Element box records:
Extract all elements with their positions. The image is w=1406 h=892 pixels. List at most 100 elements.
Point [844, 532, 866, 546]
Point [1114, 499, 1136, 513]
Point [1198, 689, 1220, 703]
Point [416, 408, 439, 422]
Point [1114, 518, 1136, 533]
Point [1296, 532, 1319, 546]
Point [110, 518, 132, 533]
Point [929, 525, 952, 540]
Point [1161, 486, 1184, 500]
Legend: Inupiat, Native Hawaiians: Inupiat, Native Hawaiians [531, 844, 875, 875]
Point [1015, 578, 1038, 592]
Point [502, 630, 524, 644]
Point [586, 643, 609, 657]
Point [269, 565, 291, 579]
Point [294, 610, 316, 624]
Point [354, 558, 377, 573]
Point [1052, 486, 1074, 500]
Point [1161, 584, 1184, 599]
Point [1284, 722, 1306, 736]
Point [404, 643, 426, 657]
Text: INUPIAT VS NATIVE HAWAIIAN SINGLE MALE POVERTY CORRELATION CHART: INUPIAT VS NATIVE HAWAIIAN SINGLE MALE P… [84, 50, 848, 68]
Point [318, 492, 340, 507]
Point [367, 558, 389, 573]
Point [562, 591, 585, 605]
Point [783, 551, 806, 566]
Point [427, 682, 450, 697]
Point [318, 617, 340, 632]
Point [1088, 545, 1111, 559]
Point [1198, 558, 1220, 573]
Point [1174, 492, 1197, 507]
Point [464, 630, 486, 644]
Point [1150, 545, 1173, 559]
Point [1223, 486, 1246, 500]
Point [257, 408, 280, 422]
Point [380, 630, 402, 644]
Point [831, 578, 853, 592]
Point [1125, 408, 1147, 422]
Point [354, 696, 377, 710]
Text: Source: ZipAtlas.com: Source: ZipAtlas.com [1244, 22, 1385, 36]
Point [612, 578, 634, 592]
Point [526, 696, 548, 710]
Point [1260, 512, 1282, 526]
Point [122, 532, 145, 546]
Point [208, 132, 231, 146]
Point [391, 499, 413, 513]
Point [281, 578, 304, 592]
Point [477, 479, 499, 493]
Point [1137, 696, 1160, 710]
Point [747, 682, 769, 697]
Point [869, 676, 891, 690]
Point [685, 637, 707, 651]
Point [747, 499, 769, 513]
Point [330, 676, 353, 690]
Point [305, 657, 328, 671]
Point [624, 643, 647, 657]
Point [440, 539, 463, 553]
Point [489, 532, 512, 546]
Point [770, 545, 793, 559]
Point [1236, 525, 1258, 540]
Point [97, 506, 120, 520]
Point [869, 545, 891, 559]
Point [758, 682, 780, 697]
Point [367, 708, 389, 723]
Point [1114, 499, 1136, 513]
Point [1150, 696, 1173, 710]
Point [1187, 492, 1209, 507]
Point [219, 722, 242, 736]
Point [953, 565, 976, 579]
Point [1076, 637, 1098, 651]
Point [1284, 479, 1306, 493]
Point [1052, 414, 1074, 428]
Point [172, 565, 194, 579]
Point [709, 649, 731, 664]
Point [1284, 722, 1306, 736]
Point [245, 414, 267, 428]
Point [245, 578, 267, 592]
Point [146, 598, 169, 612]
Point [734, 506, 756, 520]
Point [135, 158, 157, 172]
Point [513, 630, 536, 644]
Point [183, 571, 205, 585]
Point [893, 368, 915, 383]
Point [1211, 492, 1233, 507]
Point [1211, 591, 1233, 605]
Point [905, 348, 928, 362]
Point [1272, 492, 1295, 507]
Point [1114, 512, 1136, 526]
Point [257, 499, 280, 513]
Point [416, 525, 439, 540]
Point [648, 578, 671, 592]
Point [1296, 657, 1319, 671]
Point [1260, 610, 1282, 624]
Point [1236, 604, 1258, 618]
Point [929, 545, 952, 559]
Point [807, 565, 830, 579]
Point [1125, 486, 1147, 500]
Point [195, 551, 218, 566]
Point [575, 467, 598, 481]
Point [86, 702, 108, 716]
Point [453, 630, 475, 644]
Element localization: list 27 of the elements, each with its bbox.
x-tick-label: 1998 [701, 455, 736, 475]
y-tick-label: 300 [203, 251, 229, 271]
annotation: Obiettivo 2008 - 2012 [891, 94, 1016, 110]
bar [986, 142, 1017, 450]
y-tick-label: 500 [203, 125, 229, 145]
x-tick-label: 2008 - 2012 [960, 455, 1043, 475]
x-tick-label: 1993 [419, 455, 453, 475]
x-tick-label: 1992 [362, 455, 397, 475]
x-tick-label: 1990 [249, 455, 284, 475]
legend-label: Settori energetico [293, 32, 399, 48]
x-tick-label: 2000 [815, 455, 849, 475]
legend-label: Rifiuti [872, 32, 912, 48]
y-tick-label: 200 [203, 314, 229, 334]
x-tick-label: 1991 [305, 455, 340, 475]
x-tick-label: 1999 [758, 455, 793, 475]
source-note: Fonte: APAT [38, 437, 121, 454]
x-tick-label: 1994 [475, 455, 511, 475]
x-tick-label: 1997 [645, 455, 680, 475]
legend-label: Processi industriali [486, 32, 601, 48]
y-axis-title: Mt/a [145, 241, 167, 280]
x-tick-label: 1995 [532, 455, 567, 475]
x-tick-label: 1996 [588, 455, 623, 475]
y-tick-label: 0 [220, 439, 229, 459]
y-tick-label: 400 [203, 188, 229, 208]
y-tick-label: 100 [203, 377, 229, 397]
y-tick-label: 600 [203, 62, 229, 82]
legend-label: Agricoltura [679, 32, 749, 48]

Task description: Transcribe every line of all the items above verbatim, with nothing changed.

Answer for the task:
Extract all elements with their positions. The image is w=1406 h=892 pixels. List at most 100 elements.
Point [844, 532, 866, 546]
Point [1114, 499, 1136, 513]
Point [1198, 689, 1220, 703]
Point [416, 408, 439, 422]
Point [1114, 518, 1136, 533]
Point [1296, 532, 1319, 546]
Point [110, 518, 132, 533]
Point [929, 525, 952, 540]
Point [1161, 486, 1184, 500]
Legend: Inupiat, Native Hawaiians: Inupiat, Native Hawaiians [531, 844, 875, 875]
Point [1015, 578, 1038, 592]
Point [502, 630, 524, 644]
Point [586, 643, 609, 657]
Point [269, 565, 291, 579]
Point [294, 610, 316, 624]
Point [354, 558, 377, 573]
Point [1052, 486, 1074, 500]
Point [1161, 584, 1184, 599]
Point [1284, 722, 1306, 736]
Point [404, 643, 426, 657]
Text: INUPIAT VS NATIVE HAWAIIAN SINGLE MALE POVERTY CORRELATION CHART: INUPIAT VS NATIVE HAWAIIAN SINGLE MALE P… [84, 50, 848, 68]
Point [318, 492, 340, 507]
Point [367, 558, 389, 573]
Point [562, 591, 585, 605]
Point [783, 551, 806, 566]
Point [427, 682, 450, 697]
Point [318, 617, 340, 632]
Point [1088, 545, 1111, 559]
Point [1198, 558, 1220, 573]
Point [1174, 492, 1197, 507]
Point [464, 630, 486, 644]
Point [1150, 545, 1173, 559]
Point [1223, 486, 1246, 500]
Point [257, 408, 280, 422]
Point [380, 630, 402, 644]
Point [831, 578, 853, 592]
Point [1125, 408, 1147, 422]
Point [354, 696, 377, 710]
Text: Source: ZipAtlas.com: Source: ZipAtlas.com [1244, 22, 1385, 36]
Point [612, 578, 634, 592]
Point [526, 696, 548, 710]
Point [1260, 512, 1282, 526]
Point [122, 532, 145, 546]
Point [208, 132, 231, 146]
Point [391, 499, 413, 513]
Point [281, 578, 304, 592]
Point [477, 479, 499, 493]
Point [1137, 696, 1160, 710]
Point [747, 682, 769, 697]
Point [869, 676, 891, 690]
Point [685, 637, 707, 651]
Point [747, 499, 769, 513]
Point [330, 676, 353, 690]
Point [305, 657, 328, 671]
Point [624, 643, 647, 657]
Point [440, 539, 463, 553]
Point [489, 532, 512, 546]
Point [770, 545, 793, 559]
Point [1236, 525, 1258, 540]
Point [97, 506, 120, 520]
Point [869, 545, 891, 559]
Point [758, 682, 780, 697]
Point [367, 708, 389, 723]
Point [1114, 499, 1136, 513]
Point [1150, 696, 1173, 710]
Point [1187, 492, 1209, 507]
Point [219, 722, 242, 736]
Point [953, 565, 976, 579]
Point [1076, 637, 1098, 651]
Point [1284, 479, 1306, 493]
Point [1052, 414, 1074, 428]
Point [172, 565, 194, 579]
Point [709, 649, 731, 664]
Point [1284, 722, 1306, 736]
Point [245, 414, 267, 428]
Point [245, 578, 267, 592]
Point [146, 598, 169, 612]
Point [734, 506, 756, 520]
Point [135, 158, 157, 172]
Point [513, 630, 536, 644]
Point [183, 571, 205, 585]
Point [893, 368, 915, 383]
Point [1211, 492, 1233, 507]
Point [1211, 591, 1233, 605]
Point [905, 348, 928, 362]
Point [1272, 492, 1295, 507]
Point [1114, 512, 1136, 526]
Point [257, 499, 280, 513]
Point [416, 525, 439, 540]
Point [648, 578, 671, 592]
Point [1296, 657, 1319, 671]
Point [1260, 610, 1282, 624]
Point [1236, 604, 1258, 618]
Point [929, 545, 952, 559]
Point [807, 565, 830, 579]
Point [1125, 486, 1147, 500]
Point [195, 551, 218, 566]
Point [575, 467, 598, 481]
Point [86, 702, 108, 716]
Point [453, 630, 475, 644]
Element localization: list 27 of the elements, each with its bbox.
x-tick-label: 1998 [701, 455, 736, 475]
y-tick-label: 300 [203, 251, 229, 271]
annotation: Obiettivo 2008 - 2012 [891, 94, 1016, 110]
bar [986, 142, 1017, 450]
y-tick-label: 500 [203, 125, 229, 145]
x-tick-label: 2008 - 2012 [960, 455, 1043, 475]
x-tick-label: 1993 [419, 455, 453, 475]
x-tick-label: 1992 [362, 455, 397, 475]
x-tick-label: 1990 [249, 455, 284, 475]
legend-label: Settori energetico [293, 32, 399, 48]
x-tick-label: 2000 [815, 455, 849, 475]
legend-label: Rifiuti [872, 32, 912, 48]
y-tick-label: 200 [203, 314, 229, 334]
x-tick-label: 1991 [305, 455, 340, 475]
x-tick-label: 1999 [758, 455, 793, 475]
source-note: Fonte: APAT [38, 437, 121, 454]
x-tick-label: 1994 [475, 455, 511, 475]
x-tick-label: 1997 [645, 455, 680, 475]
legend-label: Processi industriali [486, 32, 601, 48]
y-axis-title: Mt/a [145, 241, 167, 280]
x-tick-label: 1995 [532, 455, 567, 475]
x-tick-label: 1996 [588, 455, 623, 475]
y-tick-label: 0 [220, 439, 229, 459]
y-tick-label: 400 [203, 188, 229, 208]
y-tick-label: 100 [203, 377, 229, 397]
y-tick-label: 600 [203, 62, 229, 82]
legend-label: Agricoltura [679, 32, 749, 48]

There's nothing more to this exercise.